Exercise: For the copy, please give all of the data again exactly and leave the pictures out.

[Records from a dataset]
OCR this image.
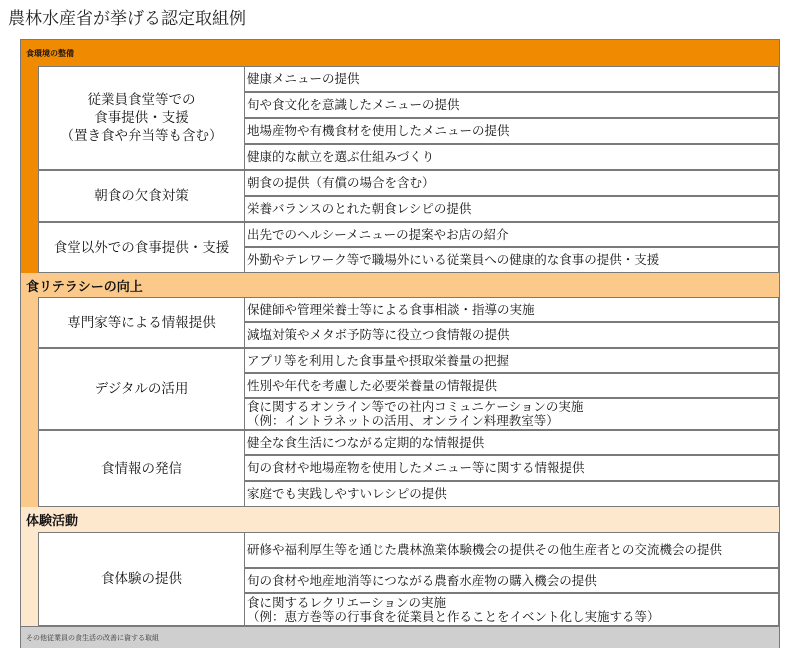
農林水産省が挙げる認定取組例
食環境の整備
従業員食堂等での
食事提供・支援
（置き食や弁当等も含む）
健康メニューの提供
旬や食文化を意識したメニューの提供
地場産物や有機食材を使用したメニューの提供
健康的な献立を選ぶ仕組みづくり
朝食の欠食対策
朝食の提供（有償の場合を含む）
栄養バランスのとれた朝食レシピの提供
食堂以外での食事提供・支援
出先でのヘルシーメニューの提案やお店の紹介
外勤やテレワーク等で職場外にいる従業員への健康的な食事の提供・支援
食リテラシーの向上
専門家等による情報提供
保健師や管理栄養士等による食事相談・指導の実施
減塩対策やメタボ予防等に役立つ食情報の提供
デジタルの活用
アプリ等を利用した食事量や摂取栄養量の把握
性別や年代を考慮した必要栄養量の情報提供
食に関するオンライン等での社内コミュニケーションの実施
（例：イントラネットの活用、オンライン料理教室等）
食情報の発信
健全な食生活につながる定期的な情報提供
旬の食材や地場産物を使用したメニュー等に関する情報提供
家庭でも実践しやすいレシピの提供
体験活動
食体験の提供
研修や福利厚生等を通じた農林漁業体験機会の提供その他生産者との交流機会の提供
旬の食材や地産地消等につながる農畜水産物の購入機会の提供
食に関するレクリエーションの実施
（例：恵方巻等の行事食を従業員と作ることをイベント化し実施する等）
その他従業員の食生活の改善に資する取組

Solution to this task:
OCR this image.
農林水産省が挙げる認定取組例
食環境の整備
従業員食堂等での
食事提供・支援
（置き食や弁当等も含む）
健康メニューの提供
旬や食文化を意識したメニューの提供
地場産物や有機食材を使用したメニューの提供
健康的な献立を選ぶ仕組みづくり
朝食の欠食対策
朝食の提供（有償の場合を含む）
栄養バランスのとれた朝食レシピの提供
食堂以外での食事提供・支援
出先でのヘルシーメニューの提案やお店の紹介
外勤やテレワーク等で職場外にいる従業員への健康的な食事の提供・支援
食リテラシーの向上
専門家等による情報提供
保健師や管理栄養士等による食事相談・指導の実施
減塩対策やメタボ予防等に役立つ食情報の提供
デジタルの活用
アプリ等を利用した食事量や摂取栄養量の把握
性別や年代を考慮した必要栄養量の情報提供
食に関するオンライン等での社内コミュニケーションの実施
（例：イントラネットの活用、オンライン料理教室等）
食情報の発信
健全な食生活につながる定期的な情報提供
旬の食材や地場産物を使用したメニュー等に関する情報提供
家庭でも実践しやすいレシピの提供
体験活動
食体験の提供
研修や福利厚生等を通じた農林漁業体験機会の提供その他生産者との交流機会の提供
旬の食材や地産地消等につながる農畜水産物の購入機会の提供
食に関するレクリエーションの実施
（例：恵方巻等の行事食を従業員と作ることをイベント化し実施する等）
その他従業員の食生活の改善に資する取組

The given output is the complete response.